## Data section

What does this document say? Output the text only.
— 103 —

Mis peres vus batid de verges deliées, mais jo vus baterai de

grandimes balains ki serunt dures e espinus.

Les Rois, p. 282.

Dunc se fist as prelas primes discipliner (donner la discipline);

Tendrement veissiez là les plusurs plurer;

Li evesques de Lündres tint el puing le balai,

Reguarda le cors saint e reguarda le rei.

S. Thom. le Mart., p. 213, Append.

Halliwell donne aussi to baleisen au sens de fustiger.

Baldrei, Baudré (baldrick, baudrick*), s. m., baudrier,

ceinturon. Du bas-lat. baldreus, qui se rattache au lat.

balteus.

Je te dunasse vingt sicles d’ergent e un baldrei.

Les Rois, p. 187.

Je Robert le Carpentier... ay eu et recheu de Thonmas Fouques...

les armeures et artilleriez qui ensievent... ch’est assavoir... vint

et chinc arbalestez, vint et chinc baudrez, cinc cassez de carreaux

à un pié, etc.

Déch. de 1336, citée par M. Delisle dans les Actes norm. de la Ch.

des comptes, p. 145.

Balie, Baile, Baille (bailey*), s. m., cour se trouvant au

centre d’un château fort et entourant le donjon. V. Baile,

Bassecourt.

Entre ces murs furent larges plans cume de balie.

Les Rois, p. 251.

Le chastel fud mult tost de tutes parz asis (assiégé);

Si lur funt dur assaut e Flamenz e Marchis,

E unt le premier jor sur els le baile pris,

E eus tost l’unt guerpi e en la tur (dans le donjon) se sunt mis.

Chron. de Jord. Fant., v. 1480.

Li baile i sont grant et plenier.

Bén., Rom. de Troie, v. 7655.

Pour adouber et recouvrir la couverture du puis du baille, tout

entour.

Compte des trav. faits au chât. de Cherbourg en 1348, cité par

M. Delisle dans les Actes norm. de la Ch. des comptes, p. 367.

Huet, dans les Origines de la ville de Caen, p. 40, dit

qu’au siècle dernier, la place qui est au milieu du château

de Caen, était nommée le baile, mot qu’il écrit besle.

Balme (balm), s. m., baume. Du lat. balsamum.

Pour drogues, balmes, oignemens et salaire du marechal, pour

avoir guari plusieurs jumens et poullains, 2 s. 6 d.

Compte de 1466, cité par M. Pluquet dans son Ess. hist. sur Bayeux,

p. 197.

## The request
Extract every line above containing the word "Caen".

## The output
Huet, dans les Origines de la ville de Caen, p. 40, dit
de Caen, était nommée le baile, mot qu’il écrit besle.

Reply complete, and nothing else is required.